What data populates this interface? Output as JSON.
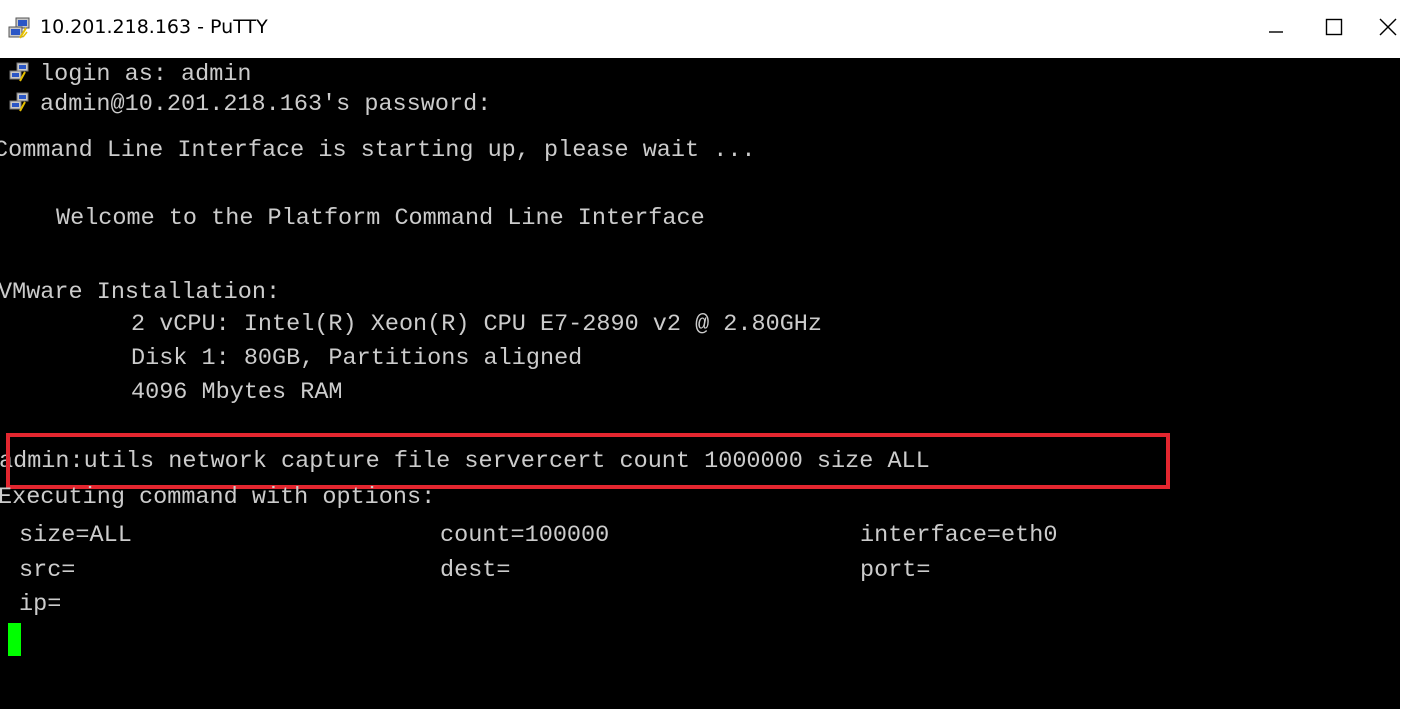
{
  "window": {
    "title": "10.201.218.163 - PuTTY",
    "icon": "putty-computer-icon",
    "controls": {
      "minimize_glyph": "minimize-icon",
      "maximize_glyph": "maximize-icon",
      "close_glyph": "close-icon"
    }
  },
  "terminal": {
    "background": "#000000",
    "text_color": "#cccccc",
    "cursor_color": "#00ff00",
    "highlight_color": "#e3262f",
    "lines": {
      "login": "login as: admin",
      "password": "admin@10.201.218.163's password:",
      "starting": "Command Line Interface is starting up, please wait ...",
      "welcome": "Welcome to the Platform Command Line Interface",
      "vmware": "VMware Installation:",
      "cpu": "2 vCPU: Intel(R) Xeon(R) CPU E7-2890 v2 @ 2.80GHz",
      "disk": "Disk 1: 80GB, Partitions aligned",
      "ram": "4096 Mbytes RAM",
      "command": "admin:utils network capture file servercert count 1000000 size ALL",
      "executing": "Executing command with options:"
    },
    "options": {
      "size": "size=ALL",
      "count": "count=100000",
      "interface": "interface=eth0",
      "src": "src=",
      "dest": "dest=",
      "port": "port=",
      "ip": "ip="
    }
  }
}
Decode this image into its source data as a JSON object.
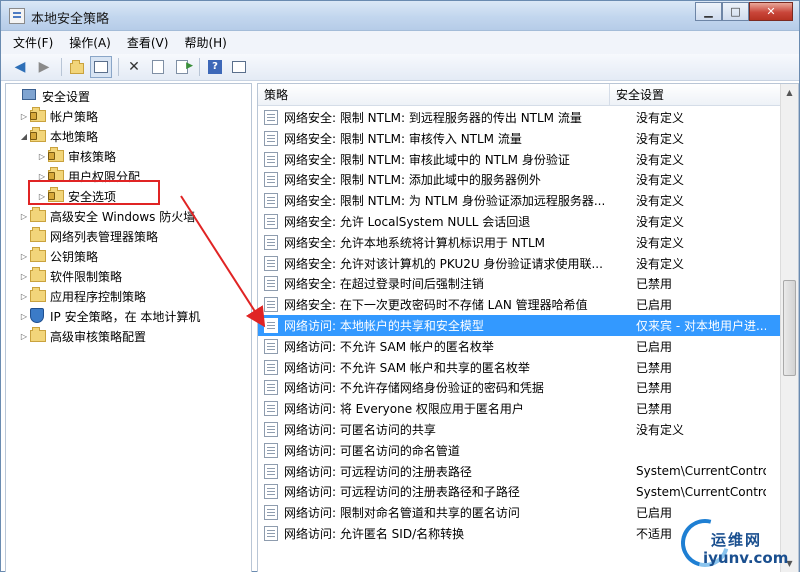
{
  "window": {
    "title": "本地安全策略"
  },
  "menu": {
    "file": "文件(F)",
    "action": "操作(A)",
    "view": "查看(V)",
    "help": "帮助(H)"
  },
  "toolbar": {
    "help_glyph": "?"
  },
  "tree": {
    "root": "安全设置",
    "account_policy": "帐户策略",
    "local_policy": "本地策略",
    "audit_policy": "审核策略",
    "user_rights": "用户权限分配",
    "security_options": "安全选项",
    "firewall": "高级安全 Windows 防火墙",
    "network_list": "网络列表管理器策略",
    "public_key": "公钥策略",
    "software_restriction": "软件限制策略",
    "app_control": "应用程序控制策略",
    "ip_security": "IP 安全策略，在 本地计算机",
    "audit_config": "高级审核策略配置"
  },
  "columns": {
    "policy": "策略",
    "setting": "安全设置"
  },
  "policies": [
    {
      "name": "网络安全: 限制 NTLM: 到远程服务器的传出 NTLM 流量",
      "value": "没有定义"
    },
    {
      "name": "网络安全: 限制 NTLM: 审核传入 NTLM 流量",
      "value": "没有定义"
    },
    {
      "name": "网络安全: 限制 NTLM: 审核此域中的 NTLM 身份验证",
      "value": "没有定义"
    },
    {
      "name": "网络安全: 限制 NTLM: 添加此域中的服务器例外",
      "value": "没有定义"
    },
    {
      "name": "网络安全: 限制 NTLM: 为 NTLM 身份验证添加远程服务器...",
      "value": "没有定义"
    },
    {
      "name": "网络安全: 允许 LocalSystem NULL 会话回退",
      "value": "没有定义"
    },
    {
      "name": "网络安全: 允许本地系统将计算机标识用于 NTLM",
      "value": "没有定义"
    },
    {
      "name": "网络安全: 允许对该计算机的 PKU2U 身份验证请求使用联...",
      "value": "没有定义"
    },
    {
      "name": "网络安全: 在超过登录时间后强制注销",
      "value": "已禁用"
    },
    {
      "name": "网络安全: 在下一次更改密码时不存储 LAN 管理器哈希值",
      "value": "已启用"
    },
    {
      "name": "网络访问: 本地帐户的共享和安全模型",
      "value": "仅来宾 - 对本地用户进..."
    },
    {
      "name": "网络访问: 不允许 SAM 帐户的匿名枚举",
      "value": "已启用"
    },
    {
      "name": "网络访问: 不允许 SAM 帐户和共享的匿名枚举",
      "value": "已禁用"
    },
    {
      "name": "网络访问: 不允许存储网络身份验证的密码和凭据",
      "value": "已禁用"
    },
    {
      "name": "网络访问: 将 Everyone 权限应用于匿名用户",
      "value": "已禁用"
    },
    {
      "name": "网络访问: 可匿名访问的共享",
      "value": "没有定义"
    },
    {
      "name": "网络访问: 可匿名访问的命名管道",
      "value": ""
    },
    {
      "name": "网络访问: 可远程访问的注册表路径",
      "value": "System\\CurrentContro..."
    },
    {
      "name": "网络访问: 可远程访问的注册表路径和子路径",
      "value": "System\\CurrentContro..."
    },
    {
      "name": "网络访问: 限制对命名管道和共享的匿名访问",
      "value": "已启用"
    },
    {
      "name": "网络访问: 允许匿名 SID/名称转换",
      "value": "不适用"
    }
  ],
  "selected_index": 10,
  "watermark": {
    "title": "运维网",
    "url": "iyunv.com"
  },
  "colors": {
    "selection": "#3399ff",
    "highlight_box": "#e02424"
  }
}
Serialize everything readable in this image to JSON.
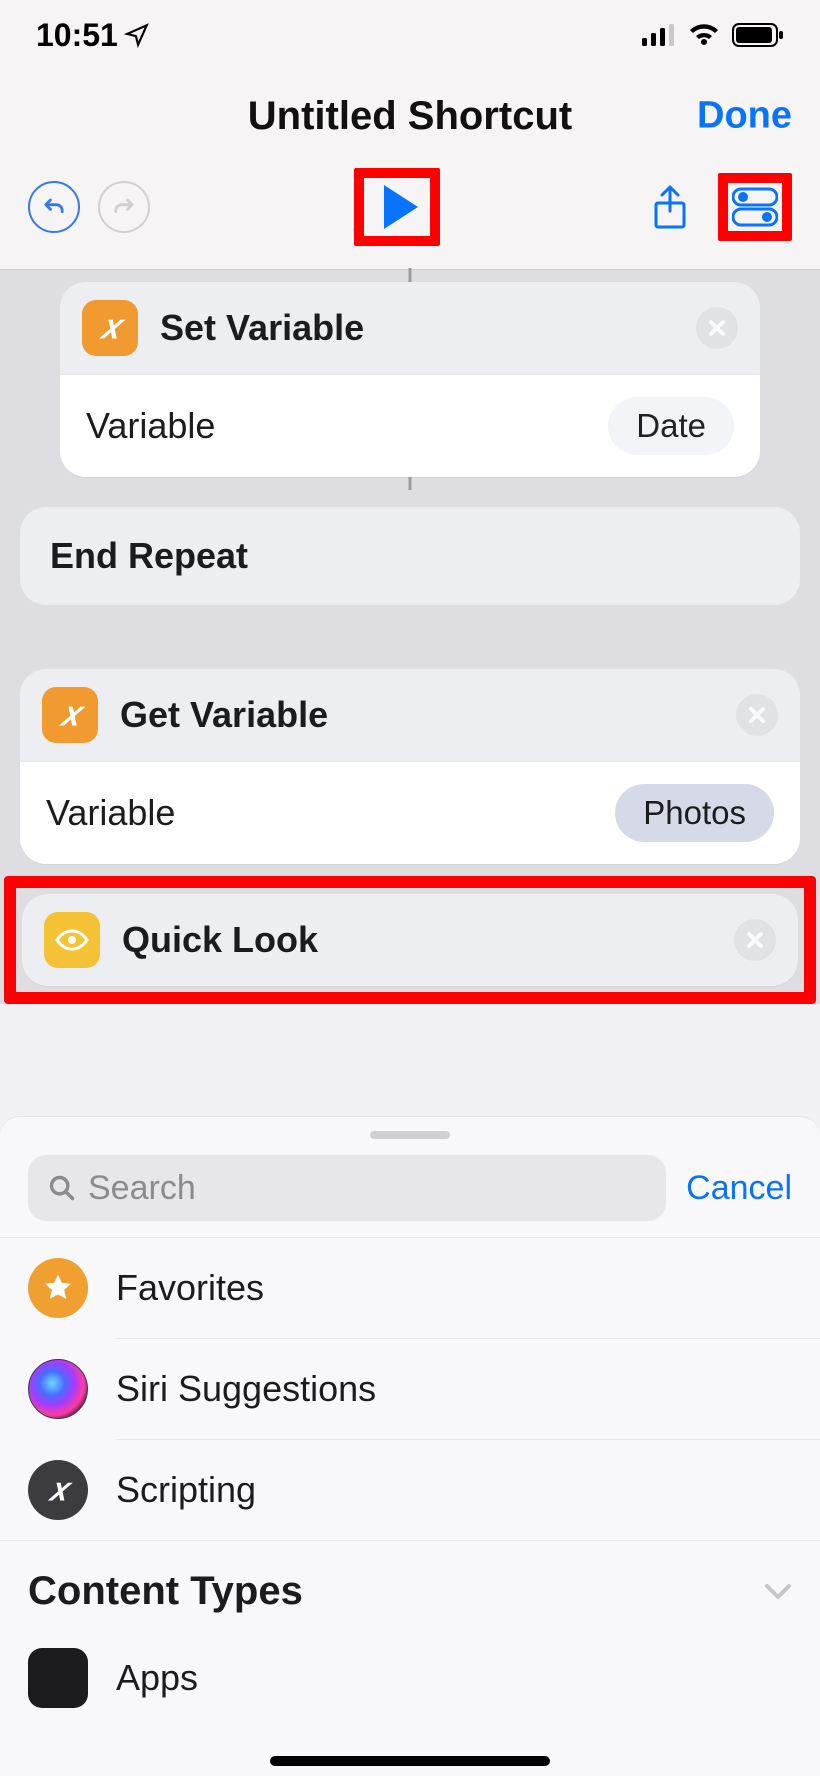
{
  "status": {
    "time": "10:51"
  },
  "nav": {
    "title": "Untitled Shortcut",
    "done": "Done"
  },
  "actions": {
    "setVar": {
      "title": "Set Variable",
      "paramLabel": "Variable",
      "paramValue": "Date"
    },
    "endRepeat": {
      "title": "End Repeat"
    },
    "getVar": {
      "title": "Get Variable",
      "paramLabel": "Variable",
      "paramValue": "Photos"
    },
    "quickLook": {
      "title": "Quick Look"
    }
  },
  "search": {
    "placeholder": "Search",
    "cancel": "Cancel"
  },
  "categories": {
    "favorites": "Favorites",
    "siri": "Siri Suggestions",
    "scripting": "Scripting",
    "contentTypes": "Content Types",
    "apps": "Apps"
  }
}
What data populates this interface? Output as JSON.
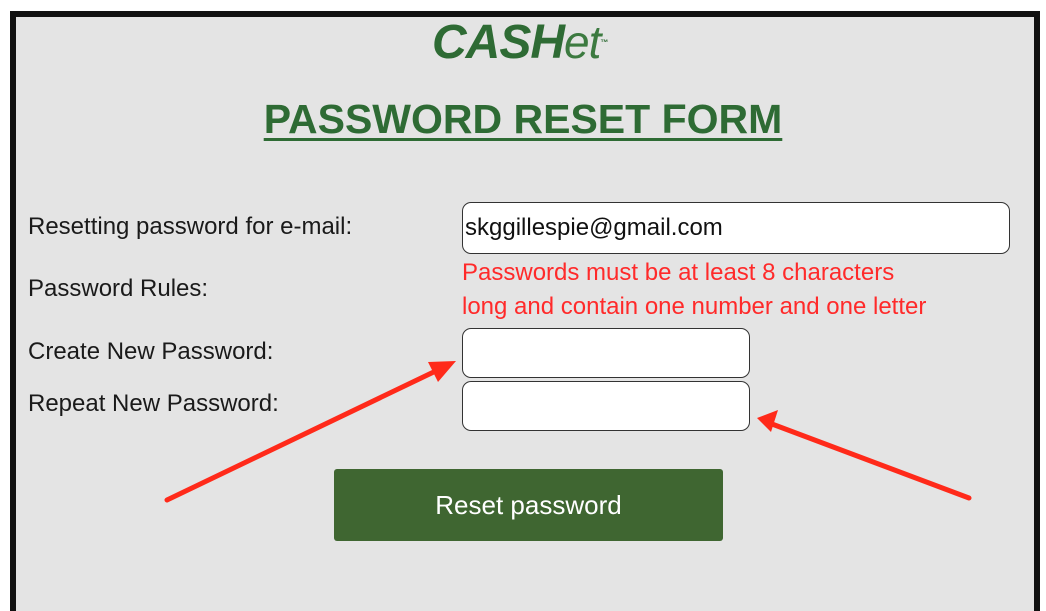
{
  "logo": {
    "main": "CASH",
    "tail": "et",
    "tm": "™"
  },
  "form": {
    "title": "PASSWORD RESET FORM",
    "email_label": "Resetting password for e-mail:",
    "email_value": "skggillespie@gmail.com",
    "rules_label": "Password Rules:",
    "rules_line1": "Passwords must be at least 8 characters",
    "rules_line2": "long and contain one number and one letter",
    "new_password_label": "Create New Password:",
    "new_password_value": "",
    "repeat_password_label": "Repeat New Password:",
    "repeat_password_value": "",
    "submit_label": "Reset password"
  },
  "annotations": {
    "arrow_color": "#ff2a1a",
    "arrows": [
      "red-arrow-icon",
      "red-arrow-icon"
    ]
  },
  "colors": {
    "brand_green": "#2e6b34",
    "button_green": "#3f6631",
    "rules_red": "#ff2a2a",
    "panel_bg": "#e4e4e4"
  }
}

────────

Aim: Select the lines that carry the string "JSON" and copy them.

Answer to this problem:
What data populates this interface? Output as JSON.
Decode this image into its source data as a JSON object.
Serialize everything readable in this image to JSON.
What data populates this interface? Output as JSON.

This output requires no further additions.